** Start **

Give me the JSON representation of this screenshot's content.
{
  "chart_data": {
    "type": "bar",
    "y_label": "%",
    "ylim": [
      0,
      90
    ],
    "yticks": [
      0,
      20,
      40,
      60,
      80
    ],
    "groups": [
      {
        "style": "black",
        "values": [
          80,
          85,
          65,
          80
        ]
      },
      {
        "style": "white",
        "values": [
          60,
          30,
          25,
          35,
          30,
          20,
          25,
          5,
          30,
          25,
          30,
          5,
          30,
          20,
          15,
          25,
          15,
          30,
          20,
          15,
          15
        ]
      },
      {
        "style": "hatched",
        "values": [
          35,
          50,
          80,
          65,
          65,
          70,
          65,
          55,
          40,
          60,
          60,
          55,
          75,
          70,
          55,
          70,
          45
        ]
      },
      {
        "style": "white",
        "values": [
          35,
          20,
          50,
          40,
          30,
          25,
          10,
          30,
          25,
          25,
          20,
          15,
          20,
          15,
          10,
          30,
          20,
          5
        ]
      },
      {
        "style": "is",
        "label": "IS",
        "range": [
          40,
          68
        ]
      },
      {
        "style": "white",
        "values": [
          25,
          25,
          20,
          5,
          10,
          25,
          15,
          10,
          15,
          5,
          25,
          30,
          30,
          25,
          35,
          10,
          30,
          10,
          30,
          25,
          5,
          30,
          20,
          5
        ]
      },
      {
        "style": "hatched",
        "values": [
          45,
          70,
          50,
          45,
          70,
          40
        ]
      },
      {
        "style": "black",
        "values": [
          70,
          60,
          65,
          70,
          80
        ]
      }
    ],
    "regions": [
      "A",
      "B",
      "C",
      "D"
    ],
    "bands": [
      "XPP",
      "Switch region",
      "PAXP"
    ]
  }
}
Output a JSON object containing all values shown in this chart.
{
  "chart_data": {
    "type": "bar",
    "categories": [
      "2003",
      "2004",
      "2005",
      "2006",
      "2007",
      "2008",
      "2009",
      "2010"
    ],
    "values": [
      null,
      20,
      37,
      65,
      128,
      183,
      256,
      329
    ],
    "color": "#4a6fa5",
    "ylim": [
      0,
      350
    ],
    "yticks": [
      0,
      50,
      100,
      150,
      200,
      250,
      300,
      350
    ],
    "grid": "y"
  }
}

** End **

### Direction:
In the records above, locate each line with the word "JSON". Copy all such lines.

### Exercise answer:
Give me the JSON representation of this screenshot's content.
Output a JSON object containing all values shown in this chart.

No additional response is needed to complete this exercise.